* Given task: Skip the images and copy each record exactly as written.

## BEGIN Task data

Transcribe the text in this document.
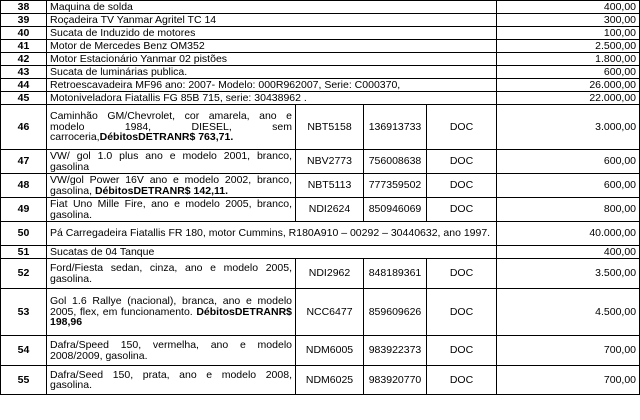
38	Maquina de solda				400,00
39	Roçadeira TV Yanmar Agritel TC 14				300,00
40	Sucata de Induzido de motores				100,00
41	Motor de Mercedes Benz OM352				2.500,00
42	Motor Estacionário Yanmar 02 pistões				1.800,00
43	Sucata de luminárias publica.				600,00
44	Retroescavadeira MF96 ano: 2007- Modelo: 000R962007, Serie: C000370,				26.000,00
45	Motoniveladora Fiatallis FG 85B 715, serie: 30438962 .				22.000,00
46	Caminhão GM/Chevrolet, cor amarela, ano e modelo 1984, DIESEL, sem carroceria,DébitosDETRANR$ 763,71.	NBT5158	136913733	DOC	3.000,00
47	VW/ gol 1.0 plus ano e modelo 2001, branco, gasolina	NBV2773	756008638	DOC	600,00
48	VW/gol Power 16V ano e modelo 2002, branco, gasolina, DébitosDETRANR$ 142,11.	NBT5113	777359502	DOC	600,00
49	Fiat Uno Mille Fire, ano e modelo 2005, branco, gasolina.	NDI2624	850946069	DOC	800,00
50	Pá Carregadeira Fiatallis FR 180, motor Cummins, R180A910 – 00292 – 30440632, ano 1997.				40.000,00
51	Sucatas de 04 Tanque				400,00
52	Ford/Fiesta sedan, cinza, ano e modelo 2005, gasolina.	NDI2962	848189361	DOC	3.500,00
53	Gol 1.6 Rallye (nacional), branca, ano e modelo 2005, flex, em funcionamento. DébitosDETRANR$ 198,96	NCC6477	859609626	DOC	4.500,00
54	Dafra/Speed 150, vermelha, ano e modelo 2008/2009, gasolina.	NDM6005	983922373	DOC	700,00
55	Dafra/Seed 150, prata, ano e modelo 2008, gasolina.	NDM6025	983920770	DOC	700,00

## END Task data

* Response:
Transcribe the text in this document.
38	Maquina de solda				400,00
39	Roçadeira TV Yanmar Agritel TC 14				300,00
40	Sucata de Induzido de motores				100,00
41	Motor de Mercedes Benz OM352				2.500,00
42	Motor Estacionário Yanmar 02 pistões				1.800,00
43	Sucata de luminárias publica.				600,00
44	Retroescavadeira MF96 ano: 2007- Modelo: 000R962007, Serie: C000370,				26.000,00
45	Motoniveladora Fiatallis FG 85B 715, serie: 30438962 .				22.000,00
46	Caminhão GM/Chevrolet, cor amarela, ano e modelo 1984, DIESEL, sem carroceria,DébitosDETRANR$ 763,71.	NBT5158	136913733	DOC	3.000,00
47	VW/ gol 1.0 plus ano e modelo 2001, branco, gasolina	NBV2773	756008638	DOC	600,00
48	VW/gol Power 16V ano e modelo 2002, branco, gasolina, DébitosDETRANR$ 142,11.	NBT5113	777359502	DOC	600,00
49	Fiat Uno Mille Fire, ano e modelo 2005, branco, gasolina.	NDI2624	850946069	DOC	800,00
50	Pá Carregadeira Fiatallis FR 180, motor Cummins, R180A910 – 00292 – 30440632, ano 1997.				40.000,00
51	Sucatas de 04 Tanque				400,00
52	Ford/Fiesta sedan, cinza, ano e modelo 2005, gasolina.	NDI2962	848189361	DOC	3.500,00
53	Gol 1.6 Rallye (nacional), branca, ano e modelo 2005, flex, em funcionamento. DébitosDETRANR$ 198,96	NCC6477	859609626	DOC	4.500,00
54	Dafra/Speed 150, vermelha, ano e modelo 2008/2009, gasolina.	NDM6005	983922373	DOC	700,00
55	Dafra/Seed 150, prata, ano e modelo 2008, gasolina.	NDM6025	983920770	DOC	700,00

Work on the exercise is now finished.